Task brief:
For every line in the records that has the word "Autosampler", make a copy.
>> Begin Data for this exercise
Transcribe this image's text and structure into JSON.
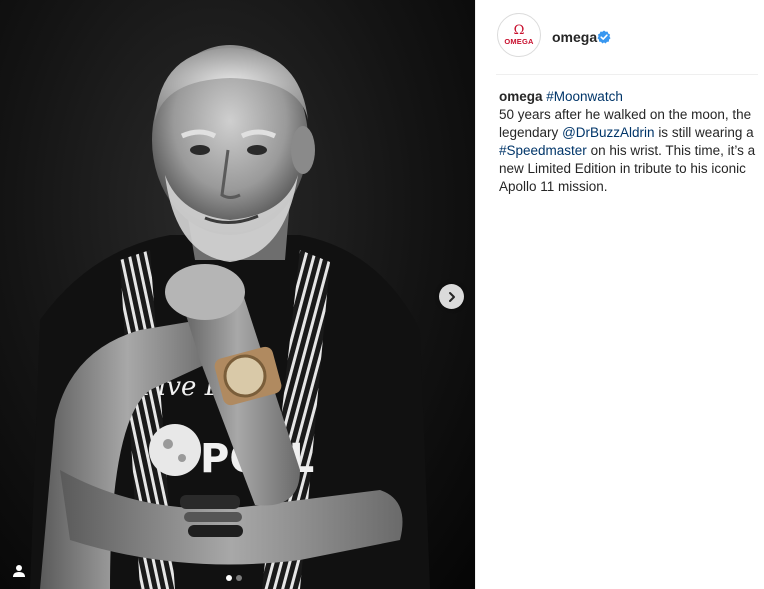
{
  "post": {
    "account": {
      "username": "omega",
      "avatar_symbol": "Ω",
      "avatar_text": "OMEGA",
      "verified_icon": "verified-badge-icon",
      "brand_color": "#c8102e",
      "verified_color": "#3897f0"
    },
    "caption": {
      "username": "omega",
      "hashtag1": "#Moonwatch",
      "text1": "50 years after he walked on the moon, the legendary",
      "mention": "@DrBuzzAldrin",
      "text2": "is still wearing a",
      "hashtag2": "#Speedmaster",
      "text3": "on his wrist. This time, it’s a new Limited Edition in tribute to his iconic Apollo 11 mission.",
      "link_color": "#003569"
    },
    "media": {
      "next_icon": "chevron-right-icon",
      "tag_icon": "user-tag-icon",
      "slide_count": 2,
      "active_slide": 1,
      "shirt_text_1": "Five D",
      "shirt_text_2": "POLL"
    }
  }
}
>> End Data for this exercise
>> Begin Data for this exercise
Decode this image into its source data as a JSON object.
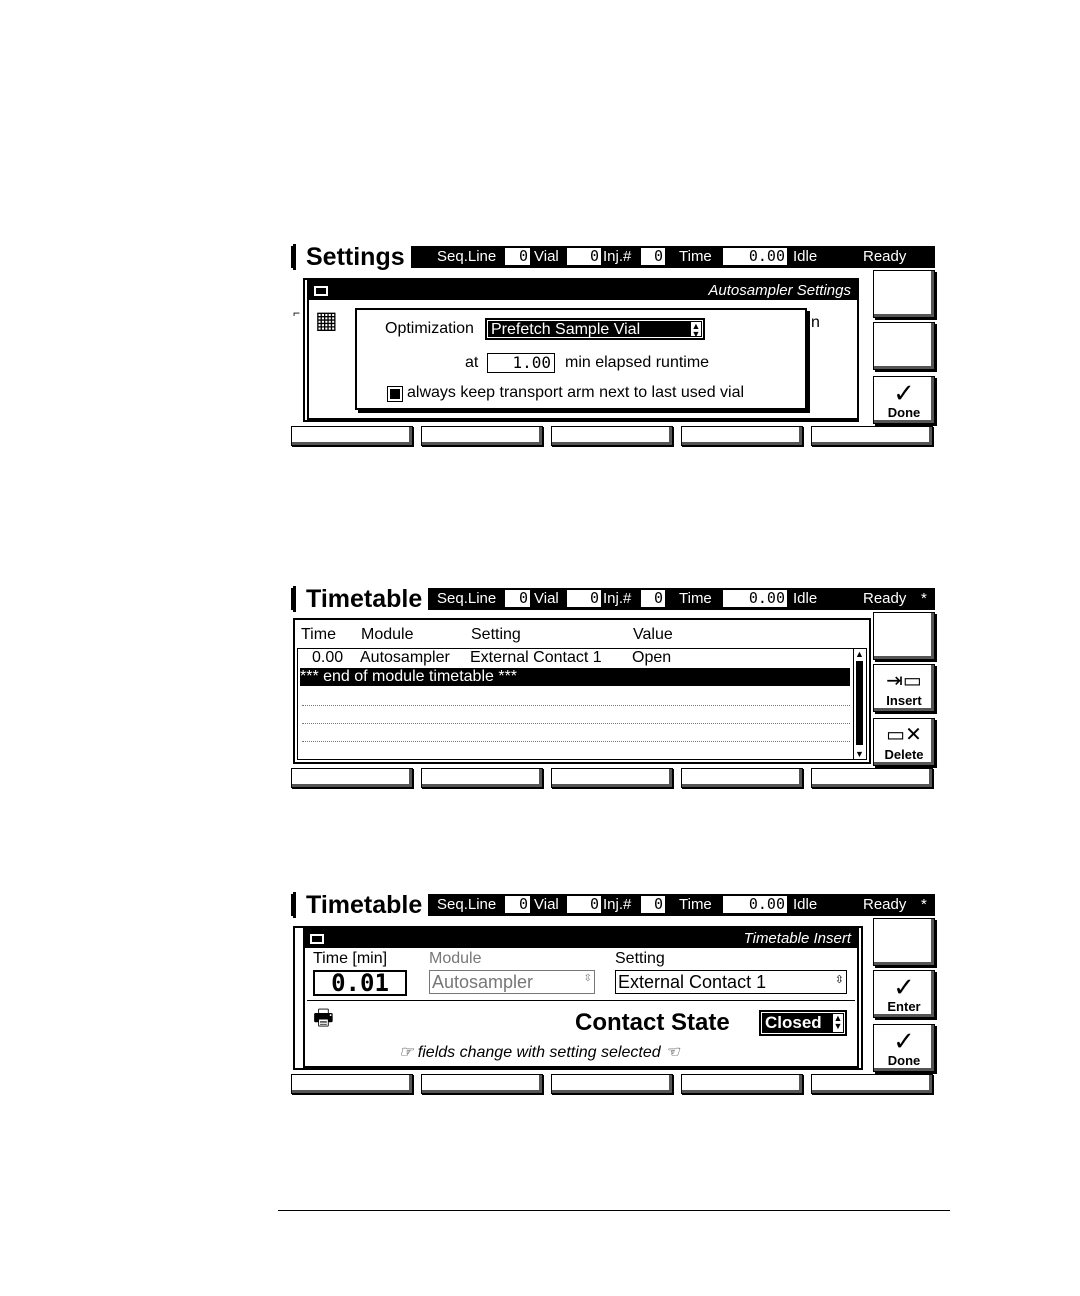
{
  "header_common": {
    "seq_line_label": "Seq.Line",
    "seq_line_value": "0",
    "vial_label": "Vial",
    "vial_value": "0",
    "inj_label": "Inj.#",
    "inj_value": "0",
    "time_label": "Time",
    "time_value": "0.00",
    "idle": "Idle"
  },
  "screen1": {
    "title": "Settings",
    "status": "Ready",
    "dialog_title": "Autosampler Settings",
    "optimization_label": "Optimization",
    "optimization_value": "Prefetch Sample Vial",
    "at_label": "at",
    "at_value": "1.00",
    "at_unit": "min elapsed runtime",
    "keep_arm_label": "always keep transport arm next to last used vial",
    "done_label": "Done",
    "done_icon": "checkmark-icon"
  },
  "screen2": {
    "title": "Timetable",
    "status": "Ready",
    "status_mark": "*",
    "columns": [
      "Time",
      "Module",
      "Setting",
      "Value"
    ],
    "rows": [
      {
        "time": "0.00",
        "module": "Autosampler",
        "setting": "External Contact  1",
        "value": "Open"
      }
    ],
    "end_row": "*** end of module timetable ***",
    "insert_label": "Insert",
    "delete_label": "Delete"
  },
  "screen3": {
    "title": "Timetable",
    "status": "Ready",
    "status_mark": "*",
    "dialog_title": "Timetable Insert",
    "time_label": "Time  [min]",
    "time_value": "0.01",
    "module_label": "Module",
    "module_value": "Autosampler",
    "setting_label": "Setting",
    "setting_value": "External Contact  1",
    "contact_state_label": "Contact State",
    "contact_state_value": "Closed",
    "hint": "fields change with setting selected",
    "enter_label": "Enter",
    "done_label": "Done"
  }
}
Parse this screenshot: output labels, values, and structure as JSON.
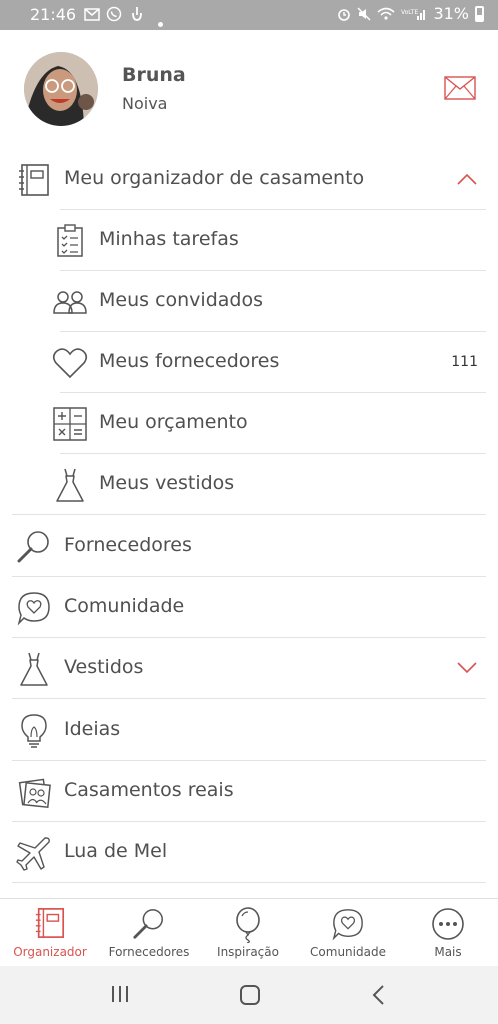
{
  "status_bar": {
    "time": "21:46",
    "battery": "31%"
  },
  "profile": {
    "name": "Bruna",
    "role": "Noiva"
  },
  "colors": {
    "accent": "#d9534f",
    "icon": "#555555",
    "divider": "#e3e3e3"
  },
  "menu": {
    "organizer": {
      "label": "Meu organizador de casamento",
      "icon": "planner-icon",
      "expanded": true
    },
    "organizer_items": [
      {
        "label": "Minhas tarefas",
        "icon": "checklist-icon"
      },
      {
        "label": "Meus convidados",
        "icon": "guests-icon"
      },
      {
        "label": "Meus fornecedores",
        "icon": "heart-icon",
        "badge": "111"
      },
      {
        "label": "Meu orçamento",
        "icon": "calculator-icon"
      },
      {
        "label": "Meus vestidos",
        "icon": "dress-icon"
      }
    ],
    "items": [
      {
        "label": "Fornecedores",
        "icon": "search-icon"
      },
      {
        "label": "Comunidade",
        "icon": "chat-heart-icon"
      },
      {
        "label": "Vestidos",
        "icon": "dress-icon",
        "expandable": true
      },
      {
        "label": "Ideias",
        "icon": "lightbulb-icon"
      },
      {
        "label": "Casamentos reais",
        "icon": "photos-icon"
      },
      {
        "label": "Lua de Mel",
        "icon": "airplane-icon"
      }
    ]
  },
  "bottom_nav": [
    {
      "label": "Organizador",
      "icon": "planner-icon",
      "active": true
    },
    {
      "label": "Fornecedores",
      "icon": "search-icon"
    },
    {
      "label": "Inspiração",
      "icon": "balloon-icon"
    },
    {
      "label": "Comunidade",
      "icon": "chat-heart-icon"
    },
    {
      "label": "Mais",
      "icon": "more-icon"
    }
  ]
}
>> End Data for this exercise
Answer below:
    "dialog_title": "Autosampler Settings",
        "module": "Autosampler",
    "module_value": "Autosampler",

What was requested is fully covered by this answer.